→ Provided material:
**********

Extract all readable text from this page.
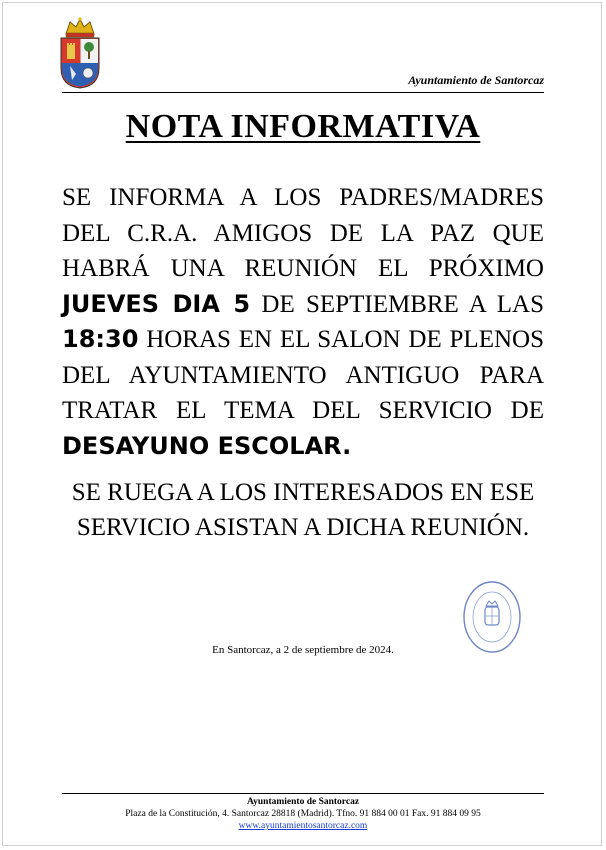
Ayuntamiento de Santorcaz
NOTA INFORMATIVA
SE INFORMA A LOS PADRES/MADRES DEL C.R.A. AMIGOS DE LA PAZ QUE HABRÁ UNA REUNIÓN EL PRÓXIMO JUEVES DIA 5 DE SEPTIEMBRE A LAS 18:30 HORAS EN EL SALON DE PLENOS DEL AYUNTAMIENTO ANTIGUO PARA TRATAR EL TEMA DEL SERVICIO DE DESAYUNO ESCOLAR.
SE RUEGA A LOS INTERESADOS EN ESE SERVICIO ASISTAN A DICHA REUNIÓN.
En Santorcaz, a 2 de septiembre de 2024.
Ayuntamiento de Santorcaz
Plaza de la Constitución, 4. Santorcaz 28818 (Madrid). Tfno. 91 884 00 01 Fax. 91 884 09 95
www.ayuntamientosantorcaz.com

**********

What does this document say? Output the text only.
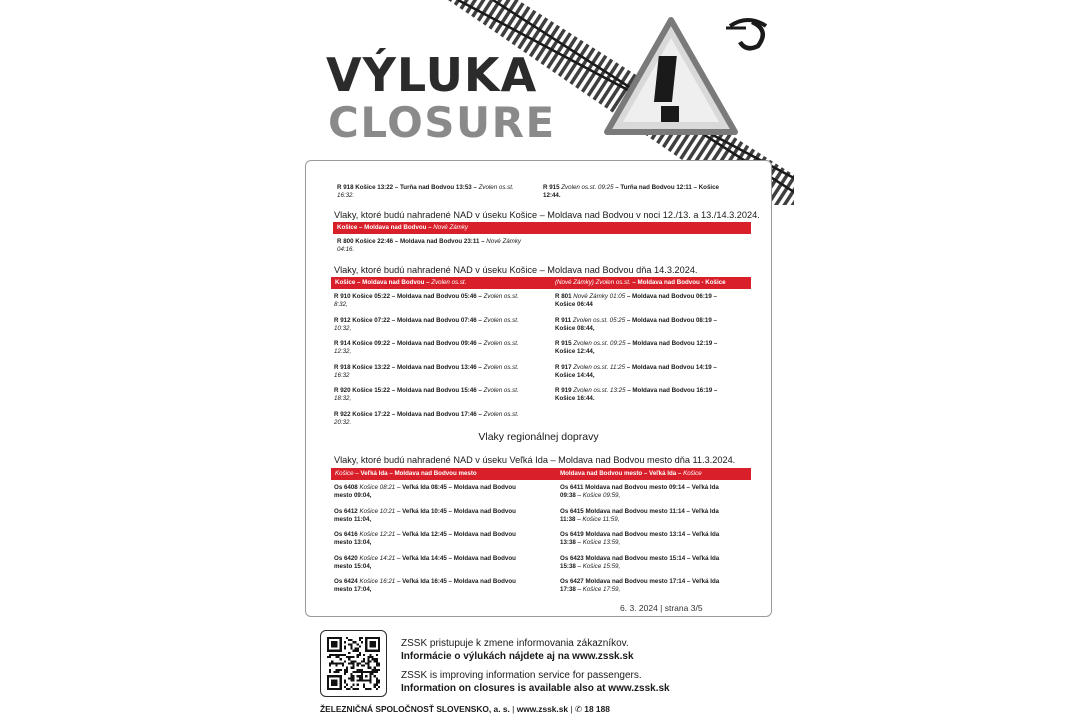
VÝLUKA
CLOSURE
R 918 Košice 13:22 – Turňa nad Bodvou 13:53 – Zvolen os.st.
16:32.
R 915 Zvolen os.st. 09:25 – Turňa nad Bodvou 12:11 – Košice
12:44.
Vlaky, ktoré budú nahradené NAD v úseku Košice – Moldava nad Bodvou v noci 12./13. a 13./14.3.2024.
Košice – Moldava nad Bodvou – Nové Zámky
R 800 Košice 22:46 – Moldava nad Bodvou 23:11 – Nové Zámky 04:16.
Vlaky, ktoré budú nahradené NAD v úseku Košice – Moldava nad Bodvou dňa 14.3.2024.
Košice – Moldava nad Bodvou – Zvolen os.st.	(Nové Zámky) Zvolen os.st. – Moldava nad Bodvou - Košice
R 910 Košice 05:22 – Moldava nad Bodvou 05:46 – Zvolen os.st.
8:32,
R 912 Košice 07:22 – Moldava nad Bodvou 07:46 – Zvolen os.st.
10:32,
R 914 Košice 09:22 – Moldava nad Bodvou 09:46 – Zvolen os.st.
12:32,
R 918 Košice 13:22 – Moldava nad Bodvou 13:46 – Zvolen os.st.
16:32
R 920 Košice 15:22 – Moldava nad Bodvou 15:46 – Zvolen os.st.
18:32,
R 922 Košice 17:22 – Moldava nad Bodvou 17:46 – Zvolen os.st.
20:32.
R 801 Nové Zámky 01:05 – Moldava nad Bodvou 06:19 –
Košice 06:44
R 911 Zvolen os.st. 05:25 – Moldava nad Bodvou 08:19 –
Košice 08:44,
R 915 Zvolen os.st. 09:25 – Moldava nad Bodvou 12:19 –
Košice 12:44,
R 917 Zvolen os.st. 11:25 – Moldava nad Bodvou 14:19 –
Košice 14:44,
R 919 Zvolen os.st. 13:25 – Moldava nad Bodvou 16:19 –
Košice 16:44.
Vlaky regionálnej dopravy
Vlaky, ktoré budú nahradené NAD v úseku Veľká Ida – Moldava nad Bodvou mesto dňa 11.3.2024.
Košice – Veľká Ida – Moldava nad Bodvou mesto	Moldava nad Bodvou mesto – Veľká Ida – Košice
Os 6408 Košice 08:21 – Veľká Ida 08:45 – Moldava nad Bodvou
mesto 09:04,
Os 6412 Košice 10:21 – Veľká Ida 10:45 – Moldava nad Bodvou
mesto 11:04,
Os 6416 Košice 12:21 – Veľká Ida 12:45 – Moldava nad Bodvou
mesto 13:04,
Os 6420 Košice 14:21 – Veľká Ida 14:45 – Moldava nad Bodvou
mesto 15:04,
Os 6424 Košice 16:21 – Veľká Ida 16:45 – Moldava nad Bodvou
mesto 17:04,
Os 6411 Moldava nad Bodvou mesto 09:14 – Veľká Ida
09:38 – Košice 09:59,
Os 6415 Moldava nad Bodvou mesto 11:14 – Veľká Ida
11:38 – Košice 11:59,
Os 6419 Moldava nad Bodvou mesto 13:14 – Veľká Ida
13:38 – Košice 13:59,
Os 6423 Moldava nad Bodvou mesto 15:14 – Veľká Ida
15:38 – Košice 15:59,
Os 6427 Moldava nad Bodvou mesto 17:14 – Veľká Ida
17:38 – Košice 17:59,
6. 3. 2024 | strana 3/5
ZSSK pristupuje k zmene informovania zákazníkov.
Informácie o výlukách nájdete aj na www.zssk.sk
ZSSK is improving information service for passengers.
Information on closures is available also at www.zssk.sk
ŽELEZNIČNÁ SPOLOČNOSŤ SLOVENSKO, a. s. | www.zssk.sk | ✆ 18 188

**********

Copy all lines from the entries that contain the word "REUNIÓN".

→ Complete output:
SE INFORMA A LOS PADRES/MADRES DEL C.R.A. AMIGOS DE LA PAZ QUE HABRÁ UNA REUNIÓN EL PRÓXIMO JUEVES DIA 5 DE SEPTIEMBRE A LAS 18:30 HORAS EN EL SALON DE PLENOS DEL AYUNTAMIENTO ANTIGUO PARA TRATAR EL TEMA DEL SERVICIO DE DESAYUNO ESCOLAR.
SE RUEGA A LOS INTERESADOS EN ESE SERVICIO ASISTAN A DICHA REUNIÓN.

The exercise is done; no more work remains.